GIVEN REQUEST → Locate each line with the string "特邀请贵公司专业顾问人员对我方项目进行实地考察" in the listing below and copy it.
= = = = =
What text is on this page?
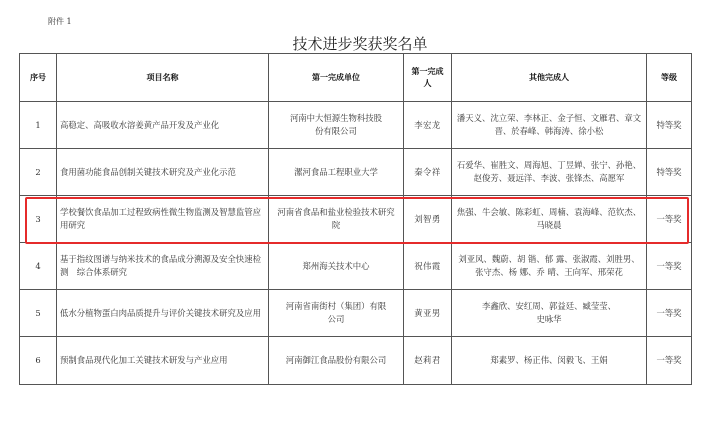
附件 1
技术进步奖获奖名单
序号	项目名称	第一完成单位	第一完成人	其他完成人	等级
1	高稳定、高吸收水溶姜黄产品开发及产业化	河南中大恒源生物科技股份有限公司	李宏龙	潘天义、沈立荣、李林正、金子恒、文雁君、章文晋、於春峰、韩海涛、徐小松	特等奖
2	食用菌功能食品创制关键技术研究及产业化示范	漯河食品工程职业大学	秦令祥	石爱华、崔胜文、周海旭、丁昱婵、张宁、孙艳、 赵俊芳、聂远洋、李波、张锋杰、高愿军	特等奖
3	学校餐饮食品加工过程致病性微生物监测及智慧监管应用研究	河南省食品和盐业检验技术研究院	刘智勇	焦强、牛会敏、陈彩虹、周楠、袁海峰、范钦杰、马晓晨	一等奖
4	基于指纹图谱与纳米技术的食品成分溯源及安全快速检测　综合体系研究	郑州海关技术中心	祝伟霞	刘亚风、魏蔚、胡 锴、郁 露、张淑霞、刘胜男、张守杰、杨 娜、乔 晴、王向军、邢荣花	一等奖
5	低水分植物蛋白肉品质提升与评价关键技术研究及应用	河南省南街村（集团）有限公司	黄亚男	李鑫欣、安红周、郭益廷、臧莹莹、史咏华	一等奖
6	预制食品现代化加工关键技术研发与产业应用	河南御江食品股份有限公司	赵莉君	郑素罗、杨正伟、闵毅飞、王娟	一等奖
= = = = =
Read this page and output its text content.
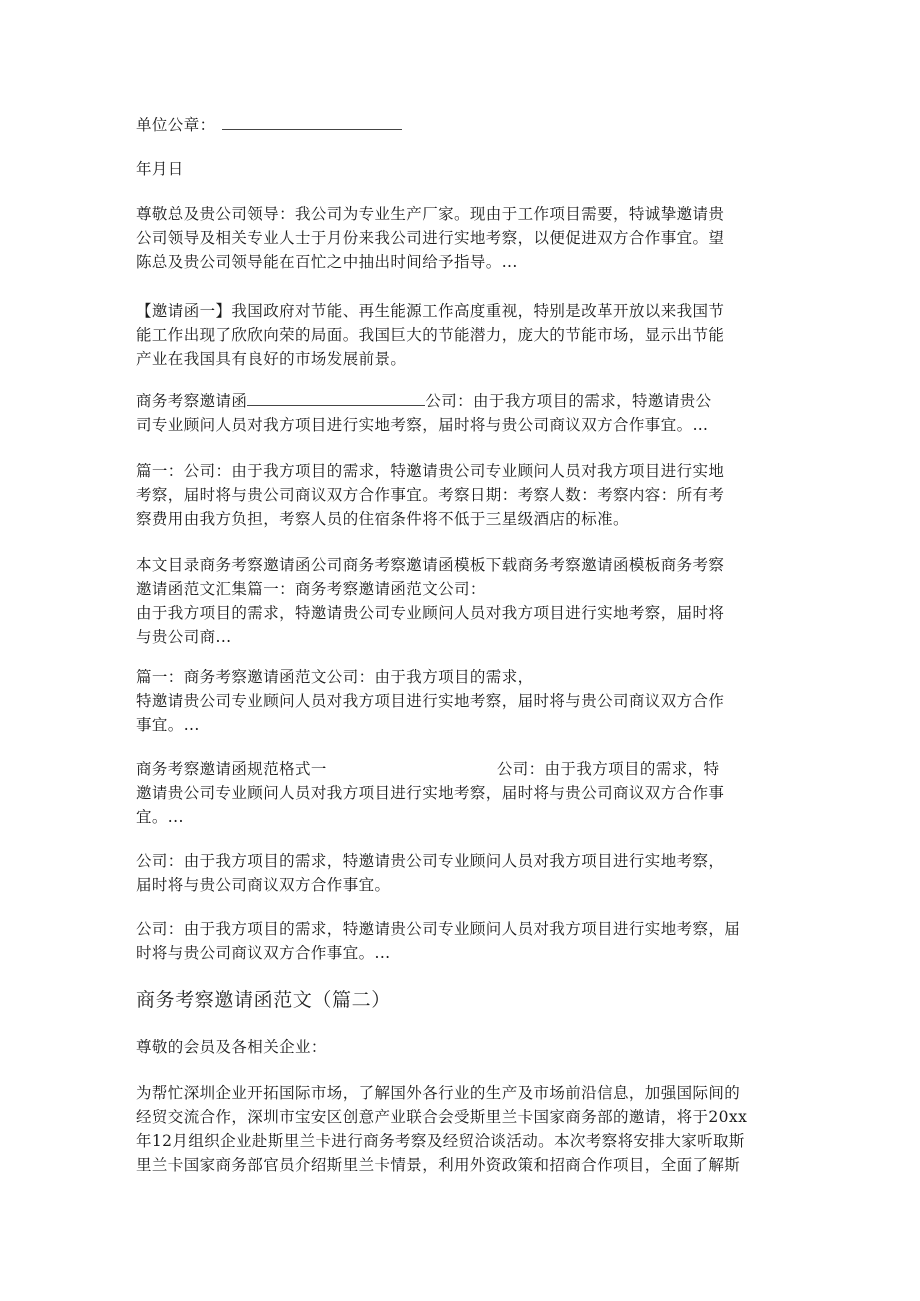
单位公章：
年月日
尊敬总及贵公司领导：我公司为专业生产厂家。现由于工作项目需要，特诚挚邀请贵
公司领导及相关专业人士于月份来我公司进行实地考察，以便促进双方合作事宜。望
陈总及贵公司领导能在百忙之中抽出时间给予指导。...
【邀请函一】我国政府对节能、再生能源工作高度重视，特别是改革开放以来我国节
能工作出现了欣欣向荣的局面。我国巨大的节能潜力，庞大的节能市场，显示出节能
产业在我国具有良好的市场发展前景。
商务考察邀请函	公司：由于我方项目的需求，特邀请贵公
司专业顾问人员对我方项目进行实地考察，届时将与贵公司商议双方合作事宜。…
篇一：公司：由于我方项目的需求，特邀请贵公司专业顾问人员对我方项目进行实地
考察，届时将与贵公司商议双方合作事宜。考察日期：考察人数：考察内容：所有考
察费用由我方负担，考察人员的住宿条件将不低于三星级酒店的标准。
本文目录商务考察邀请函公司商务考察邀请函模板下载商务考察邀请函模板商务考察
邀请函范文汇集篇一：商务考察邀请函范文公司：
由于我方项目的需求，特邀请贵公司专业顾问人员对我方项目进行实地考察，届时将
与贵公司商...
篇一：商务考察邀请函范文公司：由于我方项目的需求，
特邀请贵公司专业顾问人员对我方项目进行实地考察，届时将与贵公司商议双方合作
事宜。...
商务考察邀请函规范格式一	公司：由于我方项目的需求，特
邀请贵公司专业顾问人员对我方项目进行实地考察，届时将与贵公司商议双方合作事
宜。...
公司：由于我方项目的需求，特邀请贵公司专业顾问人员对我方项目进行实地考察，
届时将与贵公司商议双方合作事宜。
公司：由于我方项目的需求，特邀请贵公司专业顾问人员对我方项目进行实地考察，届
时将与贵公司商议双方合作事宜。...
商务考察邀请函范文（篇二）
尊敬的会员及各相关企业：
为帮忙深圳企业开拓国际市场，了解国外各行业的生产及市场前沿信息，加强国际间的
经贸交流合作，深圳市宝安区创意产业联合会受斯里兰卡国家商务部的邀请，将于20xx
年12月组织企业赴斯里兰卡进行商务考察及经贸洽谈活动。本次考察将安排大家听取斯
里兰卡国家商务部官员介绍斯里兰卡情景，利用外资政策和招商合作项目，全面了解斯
= = = = =
FULL OUTPUT →
由于我方项目的需求，特邀请贵公司专业顾问人员对我方项目进行实地考察，届时将
特邀请贵公司专业顾问人员对我方项目进行实地考察，届时将与贵公司商议双方合作
公司：由于我方项目的需求，特邀请贵公司专业顾问人员对我方项目进行实地考察，
公司：由于我方项目的需求，特邀请贵公司专业顾问人员对我方项目进行实地考察，届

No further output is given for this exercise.